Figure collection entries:
+ + + +
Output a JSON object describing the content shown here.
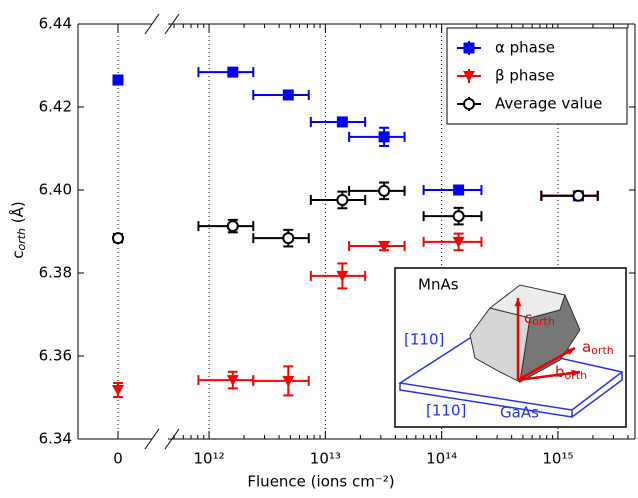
{
  "chart_data": {
    "type": "scatter",
    "xlabel": "Fluence (ions cm⁻²)",
    "ylabel": {
      "main": "c",
      "sub": "orth",
      "unit": "(Å)"
    },
    "xscale": "log",
    "xlim": [
      480000000000.0,
      4600000000000000.0
    ],
    "xticks": [
      0,
      {
        "value": 1000000000000.0,
        "label": "10¹²"
      },
      {
        "value": 10000000000000.0,
        "label": "10¹³"
      },
      {
        "value": 100000000000000.0,
        "label": "10¹⁴"
      },
      {
        "value": 1000000000000000.0,
        "label": "10¹⁵"
      }
    ],
    "ylim": [
      6.34,
      6.44
    ],
    "yticks": [
      6.34,
      6.36,
      6.38,
      {
        "value": 6.4,
        "label": "6.40"
      },
      6.42,
      6.44
    ],
    "grid": "x",
    "legend": "upper right",
    "series": [
      {
        "name": "α phase",
        "color": "#0000ff",
        "marker": "square",
        "x": [
          0,
          1600000000000.0,
          4800000000000.0,
          14000000000000.0,
          32000000000000.0,
          140000000000000.0,
          1500000000000000.0
        ],
        "values": [
          6.4265,
          6.4284,
          6.4229,
          6.4164,
          6.4128,
          6.4,
          6.3986
        ],
        "yerr": [
          0.0008,
          0.0008,
          0.0008,
          0.0008,
          0.0022,
          0.0008,
          0.0008
        ],
        "xmin": [
          null,
          810000000000.0,
          2400000000000.0,
          7500000000000.0,
          16000000000000.0,
          70000000000000.0,
          720000000000000.0
        ],
        "xmax": [
          null,
          2400000000000.0,
          7200000000000.0,
          22000000000000.0,
          48000000000000.0,
          220000000000000.0,
          2200000000000000.0
        ]
      },
      {
        "name": "β phase",
        "color": "#ff0000",
        "marker": "triangle",
        "x": [
          0,
          1600000000000.0,
          4800000000000.0,
          14000000000000.0,
          32000000000000.0,
          140000000000000.0,
          1500000000000000.0
        ],
        "values": [
          6.3518,
          6.3542,
          6.354,
          6.3793,
          6.3865,
          6.3875,
          6.3986
        ],
        "yerr": [
          0.0017,
          0.002,
          0.0035,
          0.003,
          0.001,
          0.002,
          0.0008
        ],
        "xmin": [
          null,
          810000000000.0,
          2400000000000.0,
          7500000000000.0,
          16000000000000.0,
          70000000000000.0,
          720000000000000.0
        ],
        "xmax": [
          null,
          2400000000000.0,
          7200000000000.0,
          22000000000000.0,
          48000000000000.0,
          220000000000000.0,
          2200000000000000.0
        ]
      },
      {
        "name": "Average value",
        "color": "#000000",
        "marker": "circle",
        "x": [
          0,
          1600000000000.0,
          4800000000000.0,
          14000000000000.0,
          32000000000000.0,
          140000000000000.0,
          1500000000000000.0
        ],
        "values": [
          6.3884,
          6.3913,
          6.3884,
          6.3976,
          6.3998,
          6.3937,
          6.3986
        ],
        "yerr": [
          0.001,
          0.0015,
          0.002,
          0.002,
          0.002,
          0.002,
          0.0008
        ],
        "xmin": [
          null,
          810000000000.0,
          2400000000000.0,
          7500000000000.0,
          16000000000000.0,
          70000000000000.0,
          720000000000000.0
        ],
        "xmax": [
          null,
          2400000000000.0,
          7200000000000.0,
          22000000000000.0,
          48000000000000.0,
          220000000000000.0,
          2200000000000000.0
        ]
      }
    ],
    "inset": {
      "material": "MnAs",
      "c": "c",
      "a": "a",
      "b": "b",
      "sub": "orth",
      "dir1": "[1̄10]",
      "dir2": "[110]",
      "substrate": "GaAs"
    }
  }
}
+ + + +
(DIRECTIONS): Please transcribe the material above exactly as written. Leave the pictures out.

(REPLY TO THE EXERCISE):
Output a JSON object describing the content shown here.
{
  "chart_data": {
    "type": "scatter",
    "xlabel": "Fluence (ions cm⁻²)",
    "ylabel": {
      "main": "c",
      "sub": "orth",
      "unit": "(Å)"
    },
    "xscale": "log",
    "xlim": [
      480000000000.0,
      4600000000000000.0
    ],
    "xticks": [
      0,
      {
        "value": 1000000000000.0,
        "label": "10¹²"
      },
      {
        "value": 10000000000000.0,
        "label": "10¹³"
      },
      {
        "value": 100000000000000.0,
        "label": "10¹⁴"
      },
      {
        "value": 1000000000000000.0,
        "label": "10¹⁵"
      }
    ],
    "ylim": [
      6.34,
      6.44
    ],
    "yticks": [
      6.34,
      6.36,
      6.38,
      {
        "value": 6.4,
        "label": "6.40"
      },
      6.42,
      6.44
    ],
    "grid": "x",
    "legend": "upper right",
    "series": [
      {
        "name": "α phase",
        "color": "#0000ff",
        "marker": "square",
        "x": [
          0,
          1600000000000.0,
          4800000000000.0,
          14000000000000.0,
          32000000000000.0,
          140000000000000.0,
          1500000000000000.0
        ],
        "values": [
          6.4265,
          6.4284,
          6.4229,
          6.4164,
          6.4128,
          6.4,
          6.3986
        ],
        "yerr": [
          0.0008,
          0.0008,
          0.0008,
          0.0008,
          0.0022,
          0.0008,
          0.0008
        ],
        "xmin": [
          null,
          810000000000.0,
          2400000000000.0,
          7500000000000.0,
          16000000000000.0,
          70000000000000.0,
          720000000000000.0
        ],
        "xmax": [
          null,
          2400000000000.0,
          7200000000000.0,
          22000000000000.0,
          48000000000000.0,
          220000000000000.0,
          2200000000000000.0
        ]
      },
      {
        "name": "β phase",
        "color": "#ff0000",
        "marker": "triangle",
        "x": [
          0,
          1600000000000.0,
          4800000000000.0,
          14000000000000.0,
          32000000000000.0,
          140000000000000.0,
          1500000000000000.0
        ],
        "values": [
          6.3518,
          6.3542,
          6.354,
          6.3793,
          6.3865,
          6.3875,
          6.3986
        ],
        "yerr": [
          0.0017,
          0.002,
          0.0035,
          0.003,
          0.001,
          0.002,
          0.0008
        ],
        "xmin": [
          null,
          810000000000.0,
          2400000000000.0,
          7500000000000.0,
          16000000000000.0,
          70000000000000.0,
          720000000000000.0
        ],
        "xmax": [
          null,
          2400000000000.0,
          7200000000000.0,
          22000000000000.0,
          48000000000000.0,
          220000000000000.0,
          2200000000000000.0
        ]
      },
      {
        "name": "Average value",
        "color": "#000000",
        "marker": "circle",
        "x": [
          0,
          1600000000000.0,
          4800000000000.0,
          14000000000000.0,
          32000000000000.0,
          140000000000000.0,
          1500000000000000.0
        ],
        "values": [
          6.3884,
          6.3913,
          6.3884,
          6.3976,
          6.3998,
          6.3937,
          6.3986
        ],
        "yerr": [
          0.001,
          0.0015,
          0.002,
          0.002,
          0.002,
          0.002,
          0.0008
        ],
        "xmin": [
          null,
          810000000000.0,
          2400000000000.0,
          7500000000000.0,
          16000000000000.0,
          70000000000000.0,
          720000000000000.0
        ],
        "xmax": [
          null,
          2400000000000.0,
          7200000000000.0,
          22000000000000.0,
          48000000000000.0,
          220000000000000.0,
          2200000000000000.0
        ]
      }
    ],
    "inset": {
      "material": "MnAs",
      "c": "c",
      "a": "a",
      "b": "b",
      "sub": "orth",
      "dir1": "[1̄10]",
      "dir2": "[110]",
      "substrate": "GaAs"
    }
  }
}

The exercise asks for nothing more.